> JOB
Give back the records below exactly, every one, with no pictures.

⟨

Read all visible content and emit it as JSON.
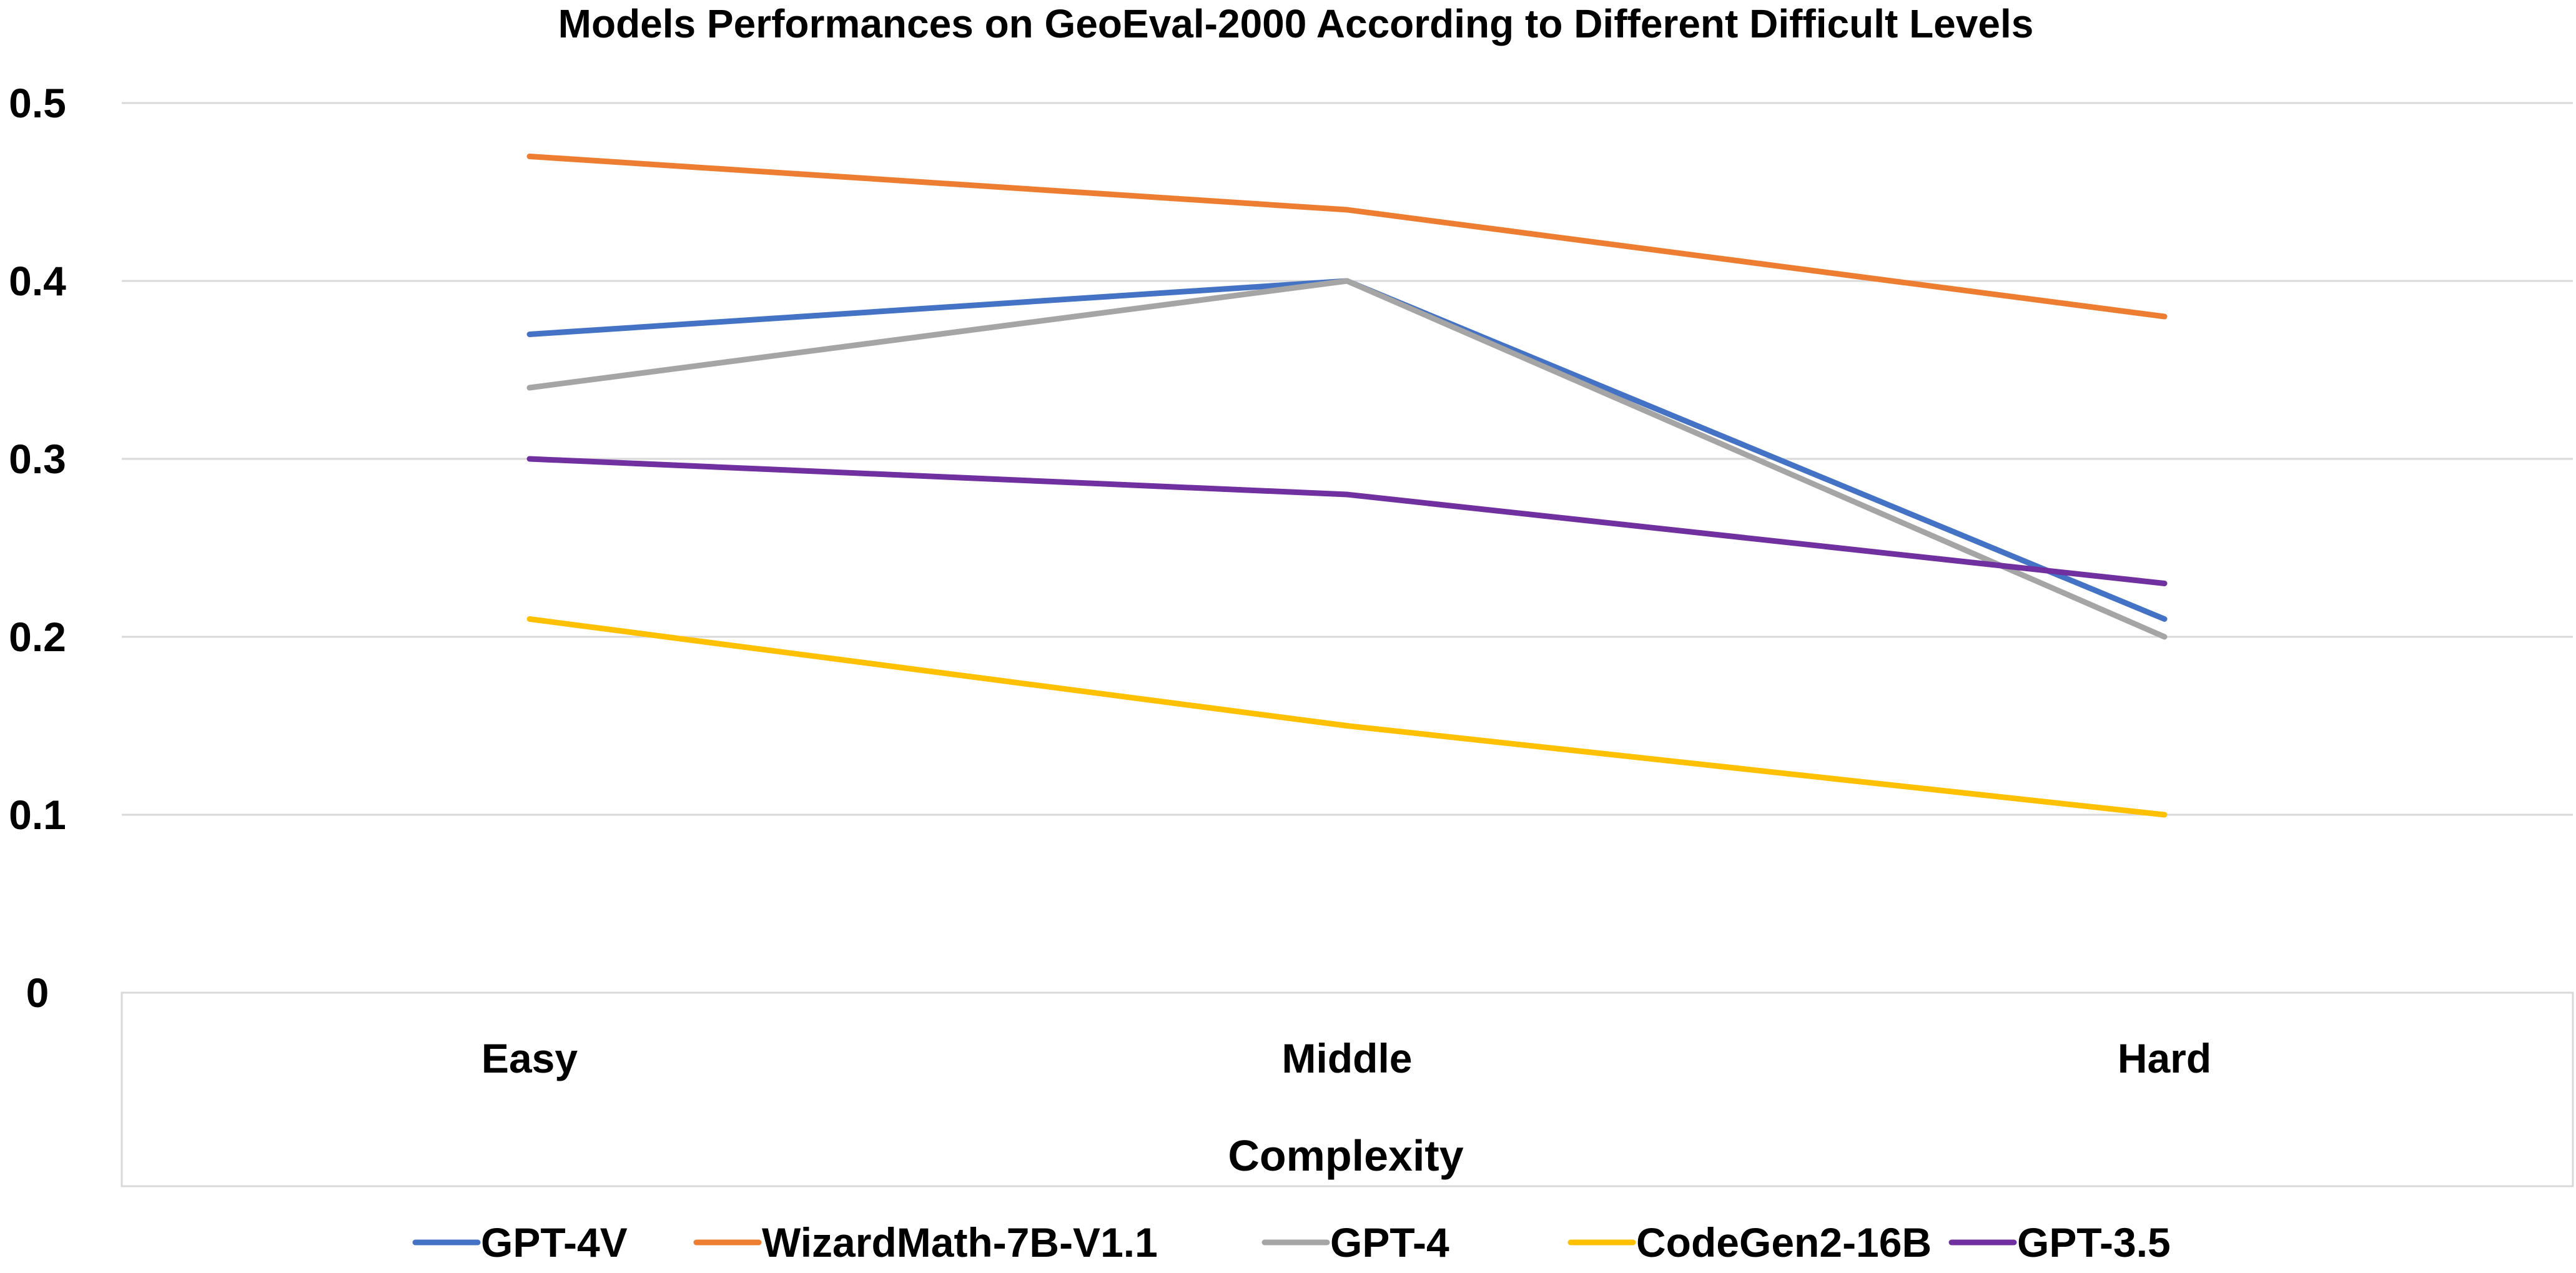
{
  "chart_data": {
    "type": "line",
    "title": "Models Performances on GeoEval-2000 According to Different Difficult Levels",
    "xlabel": "Complexity",
    "ylabel": "",
    "categories": [
      "Easy",
      "Middle",
      "Hard"
    ],
    "ylim": [
      0,
      0.5
    ],
    "yticks": [
      0,
      0.1,
      0.2,
      0.3,
      0.4,
      0.5
    ],
    "ytick_labels": [
      "0",
      "0.1",
      "0.2",
      "0.3",
      "0.4",
      "0.5"
    ],
    "grid": true,
    "legend_position": "bottom",
    "series": [
      {
        "name": "GPT-4V",
        "values": [
          0.37,
          0.4,
          0.21
        ],
        "color": "#4472c4"
      },
      {
        "name": "WizardMath-7B-V1.1",
        "values": [
          0.47,
          0.44,
          0.38
        ],
        "color": "#ed7d31"
      },
      {
        "name": "GPT-4",
        "values": [
          0.34,
          0.4,
          0.2
        ],
        "color": "#a5a5a5"
      },
      {
        "name": "CodeGen2-16B",
        "values": [
          0.21,
          0.15,
          0.1
        ],
        "color": "#ffc000"
      },
      {
        "name": "GPT-3.5",
        "values": [
          0.3,
          0.28,
          0.23
        ],
        "color": "#7030a0"
      }
    ]
  }
}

⟩

> REPLY
Read all visible content and emit it as JSON.
{
  "chart_data": {
    "type": "line",
    "title": "Models Performances on GeoEval-2000 According to Different Difficult Levels",
    "xlabel": "Complexity",
    "ylabel": "",
    "categories": [
      "Easy",
      "Middle",
      "Hard"
    ],
    "ylim": [
      0,
      0.5
    ],
    "yticks": [
      0,
      0.1,
      0.2,
      0.3,
      0.4,
      0.5
    ],
    "ytick_labels": [
      "0",
      "0.1",
      "0.2",
      "0.3",
      "0.4",
      "0.5"
    ],
    "grid": true,
    "legend_position": "bottom",
    "series": [
      {
        "name": "GPT-4V",
        "values": [
          0.37,
          0.4,
          0.21
        ],
        "color": "#4472c4"
      },
      {
        "name": "WizardMath-7B-V1.1",
        "values": [
          0.47,
          0.44,
          0.38
        ],
        "color": "#ed7d31"
      },
      {
        "name": "GPT-4",
        "values": [
          0.34,
          0.4,
          0.2
        ],
        "color": "#a5a5a5"
      },
      {
        "name": "CodeGen2-16B",
        "values": [
          0.21,
          0.15,
          0.1
        ],
        "color": "#ffc000"
      },
      {
        "name": "GPT-3.5",
        "values": [
          0.3,
          0.28,
          0.23
        ],
        "color": "#7030a0"
      }
    ]
  }
}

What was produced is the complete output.